===== MATERIAL FOR THIS EXERCISE
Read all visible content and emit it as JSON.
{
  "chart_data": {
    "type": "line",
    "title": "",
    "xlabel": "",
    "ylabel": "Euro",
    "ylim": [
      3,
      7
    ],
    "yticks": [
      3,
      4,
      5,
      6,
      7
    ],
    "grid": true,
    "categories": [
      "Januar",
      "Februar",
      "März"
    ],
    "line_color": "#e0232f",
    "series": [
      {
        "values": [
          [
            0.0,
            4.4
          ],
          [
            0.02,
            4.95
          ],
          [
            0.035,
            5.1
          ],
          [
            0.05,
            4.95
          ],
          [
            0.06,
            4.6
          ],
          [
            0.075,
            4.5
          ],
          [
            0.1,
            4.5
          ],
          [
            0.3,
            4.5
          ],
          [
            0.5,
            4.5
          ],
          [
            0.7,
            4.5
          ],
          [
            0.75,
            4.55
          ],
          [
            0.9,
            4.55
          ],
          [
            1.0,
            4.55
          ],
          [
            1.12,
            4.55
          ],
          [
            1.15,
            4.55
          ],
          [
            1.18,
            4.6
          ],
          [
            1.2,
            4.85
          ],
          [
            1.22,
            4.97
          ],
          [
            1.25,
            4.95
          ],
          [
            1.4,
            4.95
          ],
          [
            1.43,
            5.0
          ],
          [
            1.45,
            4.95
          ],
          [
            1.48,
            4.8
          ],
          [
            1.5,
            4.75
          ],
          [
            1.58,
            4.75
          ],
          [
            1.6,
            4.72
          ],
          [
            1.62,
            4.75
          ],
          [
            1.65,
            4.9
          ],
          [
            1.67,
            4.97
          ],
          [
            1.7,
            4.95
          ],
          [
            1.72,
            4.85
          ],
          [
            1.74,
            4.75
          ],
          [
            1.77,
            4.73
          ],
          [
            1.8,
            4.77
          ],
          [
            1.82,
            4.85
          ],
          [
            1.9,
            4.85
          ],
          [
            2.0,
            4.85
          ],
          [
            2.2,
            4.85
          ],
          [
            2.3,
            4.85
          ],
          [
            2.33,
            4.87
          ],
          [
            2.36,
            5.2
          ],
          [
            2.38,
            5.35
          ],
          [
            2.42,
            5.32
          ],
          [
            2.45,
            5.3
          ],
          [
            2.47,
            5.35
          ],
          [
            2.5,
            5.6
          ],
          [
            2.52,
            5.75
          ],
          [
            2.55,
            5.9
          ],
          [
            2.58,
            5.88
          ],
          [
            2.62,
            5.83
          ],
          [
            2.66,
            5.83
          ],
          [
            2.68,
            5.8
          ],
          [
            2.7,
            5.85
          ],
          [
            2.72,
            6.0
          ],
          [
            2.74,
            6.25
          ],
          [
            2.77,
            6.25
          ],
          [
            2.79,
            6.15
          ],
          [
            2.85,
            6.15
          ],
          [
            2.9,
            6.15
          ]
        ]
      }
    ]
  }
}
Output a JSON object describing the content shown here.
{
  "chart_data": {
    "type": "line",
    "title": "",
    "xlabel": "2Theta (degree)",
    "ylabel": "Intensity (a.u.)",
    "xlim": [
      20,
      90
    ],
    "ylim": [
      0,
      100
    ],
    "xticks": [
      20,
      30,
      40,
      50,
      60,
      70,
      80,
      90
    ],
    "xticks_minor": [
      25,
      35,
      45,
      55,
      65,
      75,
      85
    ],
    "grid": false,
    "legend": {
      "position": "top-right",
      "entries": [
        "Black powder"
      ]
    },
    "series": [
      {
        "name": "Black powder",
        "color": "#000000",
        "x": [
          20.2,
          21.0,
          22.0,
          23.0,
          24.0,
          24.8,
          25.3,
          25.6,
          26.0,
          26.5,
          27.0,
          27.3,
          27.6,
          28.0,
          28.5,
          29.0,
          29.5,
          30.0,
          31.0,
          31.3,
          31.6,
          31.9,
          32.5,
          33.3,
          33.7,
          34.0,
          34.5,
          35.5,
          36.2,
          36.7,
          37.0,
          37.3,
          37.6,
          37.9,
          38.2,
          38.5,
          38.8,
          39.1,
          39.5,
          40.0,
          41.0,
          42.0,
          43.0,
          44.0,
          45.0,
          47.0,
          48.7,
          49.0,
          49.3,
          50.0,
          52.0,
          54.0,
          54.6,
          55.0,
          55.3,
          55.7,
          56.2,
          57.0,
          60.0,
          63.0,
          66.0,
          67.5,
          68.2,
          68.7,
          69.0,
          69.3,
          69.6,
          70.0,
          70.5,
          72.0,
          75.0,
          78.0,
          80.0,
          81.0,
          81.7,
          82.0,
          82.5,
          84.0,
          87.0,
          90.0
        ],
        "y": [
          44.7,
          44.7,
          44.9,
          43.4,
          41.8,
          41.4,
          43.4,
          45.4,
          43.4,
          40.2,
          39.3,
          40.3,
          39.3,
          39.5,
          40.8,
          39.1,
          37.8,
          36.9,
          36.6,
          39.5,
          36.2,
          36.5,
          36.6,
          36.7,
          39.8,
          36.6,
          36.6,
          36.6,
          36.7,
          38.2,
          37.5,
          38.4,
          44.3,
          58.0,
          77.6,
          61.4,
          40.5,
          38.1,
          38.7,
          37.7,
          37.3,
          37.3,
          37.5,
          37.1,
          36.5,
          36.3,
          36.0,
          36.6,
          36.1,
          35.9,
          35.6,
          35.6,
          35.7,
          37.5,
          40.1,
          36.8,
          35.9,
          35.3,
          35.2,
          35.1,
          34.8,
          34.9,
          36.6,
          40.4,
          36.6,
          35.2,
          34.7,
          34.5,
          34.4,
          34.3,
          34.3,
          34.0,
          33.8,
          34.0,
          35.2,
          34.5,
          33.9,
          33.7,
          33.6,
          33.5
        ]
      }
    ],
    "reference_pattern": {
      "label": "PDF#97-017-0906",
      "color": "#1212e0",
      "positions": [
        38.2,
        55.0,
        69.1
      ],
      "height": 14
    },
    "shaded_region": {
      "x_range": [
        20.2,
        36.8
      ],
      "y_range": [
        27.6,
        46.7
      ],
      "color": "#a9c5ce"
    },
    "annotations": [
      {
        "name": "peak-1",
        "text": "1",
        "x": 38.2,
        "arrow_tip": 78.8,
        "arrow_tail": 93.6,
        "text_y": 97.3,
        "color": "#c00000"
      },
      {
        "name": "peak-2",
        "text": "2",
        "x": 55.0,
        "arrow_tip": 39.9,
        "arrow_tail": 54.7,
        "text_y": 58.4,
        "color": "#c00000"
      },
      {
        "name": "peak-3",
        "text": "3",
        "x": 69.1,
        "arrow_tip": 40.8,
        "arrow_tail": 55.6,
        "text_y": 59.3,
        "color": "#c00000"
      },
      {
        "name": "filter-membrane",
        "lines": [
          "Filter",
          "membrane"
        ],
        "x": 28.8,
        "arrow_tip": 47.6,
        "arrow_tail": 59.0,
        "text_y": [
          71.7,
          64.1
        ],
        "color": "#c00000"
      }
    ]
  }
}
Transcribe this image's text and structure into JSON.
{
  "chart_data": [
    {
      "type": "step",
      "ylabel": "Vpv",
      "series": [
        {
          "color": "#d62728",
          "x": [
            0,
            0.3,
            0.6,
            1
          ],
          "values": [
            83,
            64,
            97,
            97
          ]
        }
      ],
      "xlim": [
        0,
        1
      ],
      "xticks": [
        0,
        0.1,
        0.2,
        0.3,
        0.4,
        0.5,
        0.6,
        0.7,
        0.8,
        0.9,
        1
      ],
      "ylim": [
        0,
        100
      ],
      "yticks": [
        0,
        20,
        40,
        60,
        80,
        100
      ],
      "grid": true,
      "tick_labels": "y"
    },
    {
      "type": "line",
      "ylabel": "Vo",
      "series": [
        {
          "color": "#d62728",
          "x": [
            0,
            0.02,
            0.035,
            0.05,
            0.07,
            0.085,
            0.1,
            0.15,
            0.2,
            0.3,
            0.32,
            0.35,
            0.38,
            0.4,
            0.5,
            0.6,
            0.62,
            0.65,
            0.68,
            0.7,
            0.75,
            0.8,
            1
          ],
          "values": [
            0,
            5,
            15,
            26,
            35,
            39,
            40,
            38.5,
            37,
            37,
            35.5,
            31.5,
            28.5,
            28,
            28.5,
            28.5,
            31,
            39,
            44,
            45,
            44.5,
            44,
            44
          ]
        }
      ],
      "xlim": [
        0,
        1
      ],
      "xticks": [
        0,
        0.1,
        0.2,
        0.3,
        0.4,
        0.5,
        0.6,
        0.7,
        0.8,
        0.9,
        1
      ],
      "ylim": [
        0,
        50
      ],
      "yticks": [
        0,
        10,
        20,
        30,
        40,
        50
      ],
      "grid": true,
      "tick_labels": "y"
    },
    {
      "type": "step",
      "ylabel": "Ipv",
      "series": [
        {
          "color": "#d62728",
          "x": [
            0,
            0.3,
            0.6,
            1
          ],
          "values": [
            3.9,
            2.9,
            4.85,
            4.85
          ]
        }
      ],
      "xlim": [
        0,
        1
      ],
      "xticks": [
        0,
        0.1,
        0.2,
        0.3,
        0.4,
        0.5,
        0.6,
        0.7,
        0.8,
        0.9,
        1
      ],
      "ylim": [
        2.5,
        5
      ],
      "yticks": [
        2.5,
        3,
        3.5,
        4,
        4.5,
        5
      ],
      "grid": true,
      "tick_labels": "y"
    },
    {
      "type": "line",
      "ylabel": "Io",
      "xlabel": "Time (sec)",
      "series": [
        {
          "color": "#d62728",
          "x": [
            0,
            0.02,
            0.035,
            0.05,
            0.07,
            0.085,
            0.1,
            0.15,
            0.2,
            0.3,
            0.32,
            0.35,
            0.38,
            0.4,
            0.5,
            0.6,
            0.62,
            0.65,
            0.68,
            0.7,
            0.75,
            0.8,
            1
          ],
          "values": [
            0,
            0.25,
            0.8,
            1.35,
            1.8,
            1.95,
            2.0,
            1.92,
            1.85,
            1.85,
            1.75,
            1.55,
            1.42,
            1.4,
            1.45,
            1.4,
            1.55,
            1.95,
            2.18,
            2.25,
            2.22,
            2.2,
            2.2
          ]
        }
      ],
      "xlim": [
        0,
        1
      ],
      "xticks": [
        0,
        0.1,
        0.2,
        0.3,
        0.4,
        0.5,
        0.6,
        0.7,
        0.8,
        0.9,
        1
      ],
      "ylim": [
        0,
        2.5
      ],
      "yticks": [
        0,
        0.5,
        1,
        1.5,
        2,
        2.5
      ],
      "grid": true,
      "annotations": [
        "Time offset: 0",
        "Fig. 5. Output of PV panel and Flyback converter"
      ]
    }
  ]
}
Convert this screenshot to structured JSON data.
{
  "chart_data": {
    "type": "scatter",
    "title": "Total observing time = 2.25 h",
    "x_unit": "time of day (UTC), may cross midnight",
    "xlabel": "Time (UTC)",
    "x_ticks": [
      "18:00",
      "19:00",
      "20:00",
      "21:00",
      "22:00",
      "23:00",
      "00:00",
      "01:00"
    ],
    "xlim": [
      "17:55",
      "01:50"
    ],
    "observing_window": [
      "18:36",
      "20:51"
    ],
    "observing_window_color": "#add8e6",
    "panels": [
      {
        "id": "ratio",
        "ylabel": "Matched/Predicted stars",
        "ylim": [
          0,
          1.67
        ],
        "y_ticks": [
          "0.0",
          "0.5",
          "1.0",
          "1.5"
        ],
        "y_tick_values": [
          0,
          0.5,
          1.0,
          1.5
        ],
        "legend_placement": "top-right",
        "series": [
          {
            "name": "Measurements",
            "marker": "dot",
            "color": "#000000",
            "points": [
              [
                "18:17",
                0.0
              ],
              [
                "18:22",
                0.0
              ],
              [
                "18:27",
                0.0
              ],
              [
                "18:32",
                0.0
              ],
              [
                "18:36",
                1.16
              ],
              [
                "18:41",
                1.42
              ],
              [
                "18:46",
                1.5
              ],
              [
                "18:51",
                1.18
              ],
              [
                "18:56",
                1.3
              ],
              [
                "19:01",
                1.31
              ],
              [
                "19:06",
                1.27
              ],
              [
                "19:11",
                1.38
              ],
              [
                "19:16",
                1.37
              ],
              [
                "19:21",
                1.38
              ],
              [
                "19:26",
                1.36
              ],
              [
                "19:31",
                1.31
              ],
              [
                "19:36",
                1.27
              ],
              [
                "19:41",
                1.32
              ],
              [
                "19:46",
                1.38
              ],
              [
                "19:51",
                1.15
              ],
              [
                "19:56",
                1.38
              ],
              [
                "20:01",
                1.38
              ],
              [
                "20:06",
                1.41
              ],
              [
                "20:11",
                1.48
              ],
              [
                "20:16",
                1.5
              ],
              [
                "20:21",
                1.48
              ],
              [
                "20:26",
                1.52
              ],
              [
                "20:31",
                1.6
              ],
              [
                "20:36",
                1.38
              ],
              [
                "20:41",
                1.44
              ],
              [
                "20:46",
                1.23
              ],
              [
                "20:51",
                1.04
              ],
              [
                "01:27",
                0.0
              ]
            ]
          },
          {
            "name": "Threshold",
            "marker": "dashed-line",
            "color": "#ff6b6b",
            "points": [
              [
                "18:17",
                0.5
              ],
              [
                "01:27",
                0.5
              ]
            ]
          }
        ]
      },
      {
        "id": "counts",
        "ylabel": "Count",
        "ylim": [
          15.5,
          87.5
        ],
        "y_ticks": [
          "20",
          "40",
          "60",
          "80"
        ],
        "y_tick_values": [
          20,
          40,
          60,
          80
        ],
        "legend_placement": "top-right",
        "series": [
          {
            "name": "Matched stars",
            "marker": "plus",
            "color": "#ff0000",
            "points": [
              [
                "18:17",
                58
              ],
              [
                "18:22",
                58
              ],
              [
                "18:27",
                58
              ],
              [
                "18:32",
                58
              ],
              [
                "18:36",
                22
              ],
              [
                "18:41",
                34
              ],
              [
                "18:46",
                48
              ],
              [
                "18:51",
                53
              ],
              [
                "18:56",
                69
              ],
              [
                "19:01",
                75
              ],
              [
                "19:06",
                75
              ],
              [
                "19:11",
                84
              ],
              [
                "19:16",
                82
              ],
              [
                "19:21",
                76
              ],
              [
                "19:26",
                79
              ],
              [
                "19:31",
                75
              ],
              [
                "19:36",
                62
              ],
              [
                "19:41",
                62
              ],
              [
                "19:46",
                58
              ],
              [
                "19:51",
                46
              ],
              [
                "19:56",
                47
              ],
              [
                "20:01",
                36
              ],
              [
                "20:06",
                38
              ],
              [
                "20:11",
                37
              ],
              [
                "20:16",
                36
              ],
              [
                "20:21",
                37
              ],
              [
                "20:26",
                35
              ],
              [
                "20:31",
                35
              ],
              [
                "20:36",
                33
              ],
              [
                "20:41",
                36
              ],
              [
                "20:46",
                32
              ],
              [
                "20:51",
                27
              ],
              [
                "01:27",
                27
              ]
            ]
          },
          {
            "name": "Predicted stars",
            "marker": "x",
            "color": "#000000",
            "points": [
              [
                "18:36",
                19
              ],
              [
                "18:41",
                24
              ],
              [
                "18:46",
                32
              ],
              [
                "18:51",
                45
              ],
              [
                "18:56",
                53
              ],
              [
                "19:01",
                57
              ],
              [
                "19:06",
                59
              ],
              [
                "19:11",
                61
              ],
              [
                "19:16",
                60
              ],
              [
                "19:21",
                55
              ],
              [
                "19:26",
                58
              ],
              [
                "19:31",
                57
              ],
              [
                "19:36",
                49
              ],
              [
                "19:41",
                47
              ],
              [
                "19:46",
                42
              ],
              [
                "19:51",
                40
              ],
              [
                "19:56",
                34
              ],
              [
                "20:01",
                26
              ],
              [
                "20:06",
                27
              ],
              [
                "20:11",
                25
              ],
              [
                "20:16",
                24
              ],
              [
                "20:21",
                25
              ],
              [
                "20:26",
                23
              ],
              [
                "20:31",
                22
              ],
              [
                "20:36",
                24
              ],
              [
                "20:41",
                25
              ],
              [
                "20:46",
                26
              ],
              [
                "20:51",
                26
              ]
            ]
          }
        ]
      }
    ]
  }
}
==========
(THE PROBLEM)
Copy out all lines that carry the word "marker".

(RESPONSE)
            "marker": "dot",
            "marker": "dashed-line",
            "marker": "plus",
            "marker": "x",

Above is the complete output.